▶ **THE REQUEST**
Gather all lines in the entries below that include the word "bourguignonne".

========================================================================

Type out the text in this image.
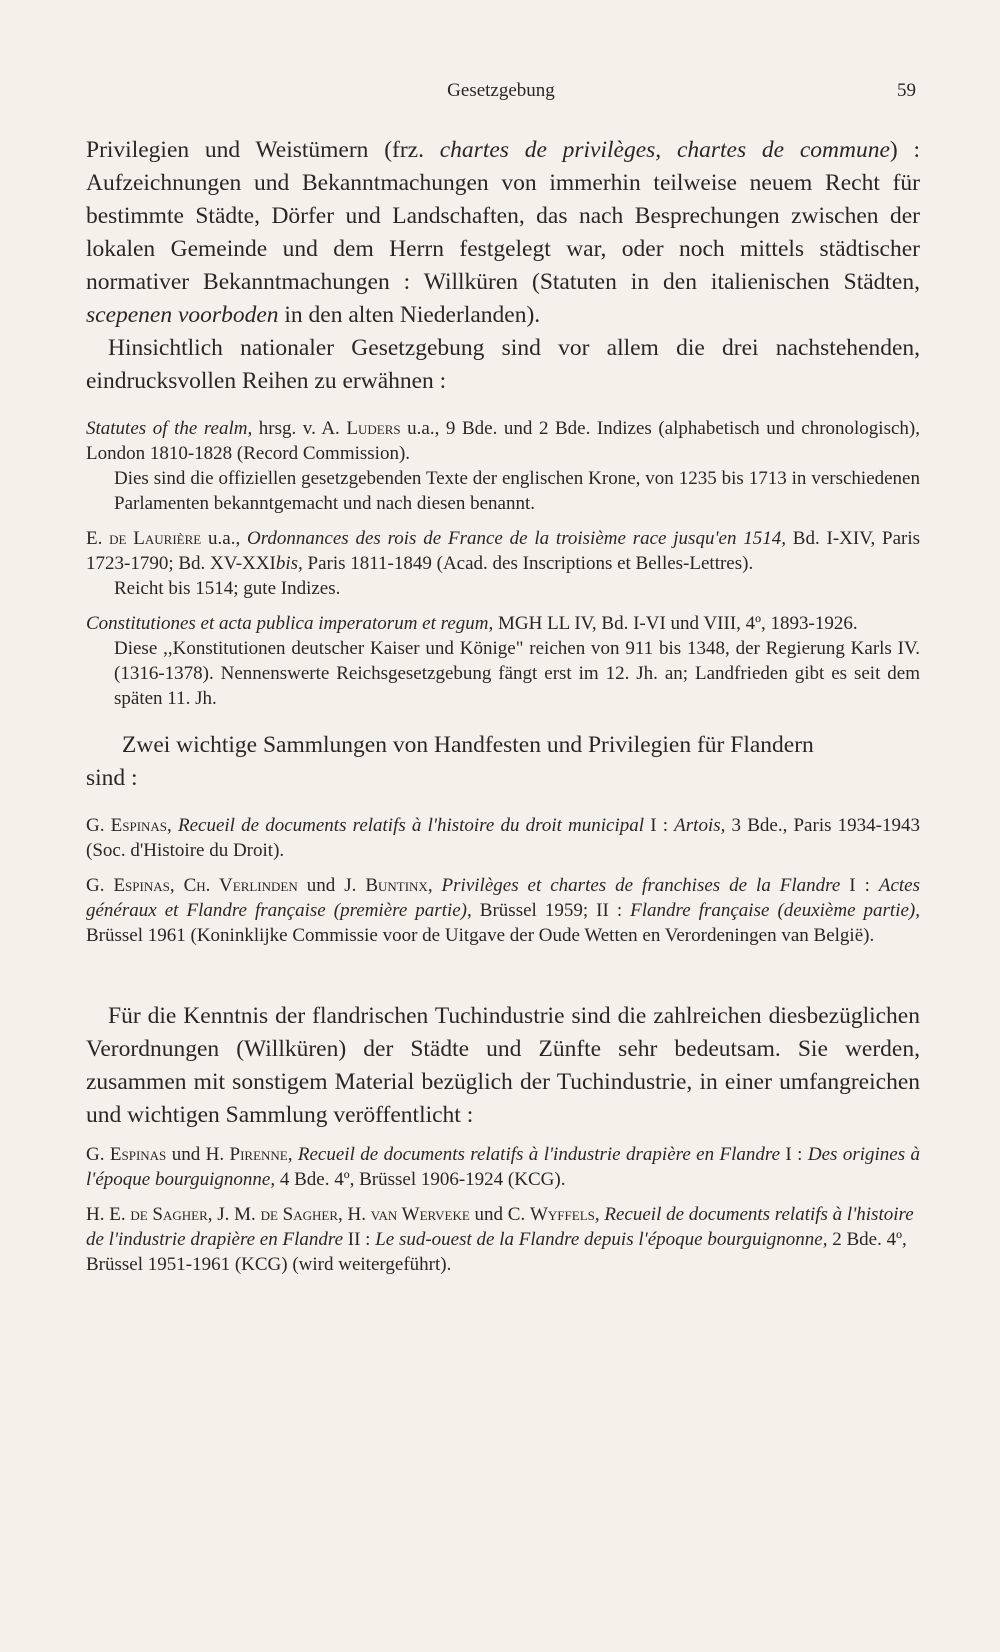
Gesetzgebung	59

Privilegien und Weistümern (frz. chartes de privilèges, chartes de commune) : Aufzeichnungen und Bekanntmachungen von immerhin teilweise neuem Recht für bestimmte Städte, Dörfer und Landschaften, das nach Besprechungen zwischen der lokalen Gemeinde und dem Herrn festgelegt war, oder noch mittels städtischer normativer Bekanntmachungen : Willküren (Statuten in den italienischen Städten, scepenen voorboden in den alten Niederlanden).

Hinsichtlich nationaler Gesetzgebung sind vor allem die drei nachstehenden, eindrucksvollen Reihen zu erwähnen :

Statutes of the realm, hrsg. v. A. Luders u.a., 9 Bde. und 2 Bde. Indizes (alphabetisch und chronologisch), London 1810-1828 (Record Commission).

Dies sind die offiziellen gesetzgebenden Texte der englischen Krone, von 1235 bis 1713 in verschiedenen Parlamenten bekanntgemacht und nach diesen benannt.

E. de Laurière u.a., Ordonnances des rois de France de la troisième race jusqu'en 1514, Bd. I-XIV, Paris 1723-1790; Bd. XV-XXIbis, Paris 1811-1849 (Acad. des Inscriptions et Belles-Lettres).

Reicht bis 1514; gute Indizes.

Constitutiones et acta publica imperatorum et regum, MGH LL IV, Bd. I-VI und VIII, 4º, 1893-1926.

Diese ,,Konstitutionen deutscher Kaiser und Könige" reichen von 911 bis 1348, der Regierung Karls IV. (1316-1378). Nennenswerte Reichsgesetzgebung fängt erst im 12. Jh. an; Landfrieden gibt es seit dem späten 11. Jh.

Zwei wichtige Sammlungen von Handfesten und Privilegien für Flandern

sind :

G. Espinas, Recueil de documents relatifs à l'histoire du droit municipal I : Artois, 3 Bde., Paris 1934-1943 (Soc. d'Histoire du Droit).

G. Espinas, Ch. Verlinden und J. Buntinx, Privilèges et chartes de franchises de la Flandre I : Actes généraux et Flandre française (première partie), Brüssel 1959; II : Flandre française (deuxième partie), Brüssel 1961 (Koninklijke Commissie voor de Uitgave der Oude Wetten en Verordeningen van België).

Für die Kenntnis der flandrischen Tuchindustrie sind die zahlreichen diesbezüglichen Verordnungen (Willküren) der Städte und Zünfte sehr bedeutsam. Sie werden, zusammen mit sonstigem Material bezüglich der Tuchindustrie, in einer umfangreichen und wichtigen Sammlung veröffentlicht :

G. Espinas und H. Pirenne, Recueil de documents relatifs à l'industrie drapière en Flandre I : Des origines à l'époque bourguignonne, 4 Bde. 4º, Brüssel 1906-1924 (KCG).

H. E. de Sagher, J. M. de Sagher, H. van Werveke und C. Wyffels, Recueil de documents relatifs à l'histoire de l'industrie drapière en Flandre II : Le sud-ouest de la Flandre depuis l'époque bourguignonne, 2 Bde. 4º, Brüssel 1951-1961 (KCG) (wird weitergeführt).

========================================================================

▶ **FULL SOLUTION**
G. Espinas und H. Pirenne, Recueil de documents relatifs à l'industrie drapière en Flandre I : Des origines à l'époque bourguignonne, 4 Bde. 4º, Brüssel 1906-1924 (KCG).
H. E. de Sagher, J. M. de Sagher, H. van Werveke und C. Wyffels, Recueil de documents relatifs à l'histoire de l'industrie drapière en Flandre II : Le sud-ouest de la Flandre depuis l'époque bourguignonne, 2 Bde. 4º, Brüssel 1951-1961 (KCG) (wird weitergeführt).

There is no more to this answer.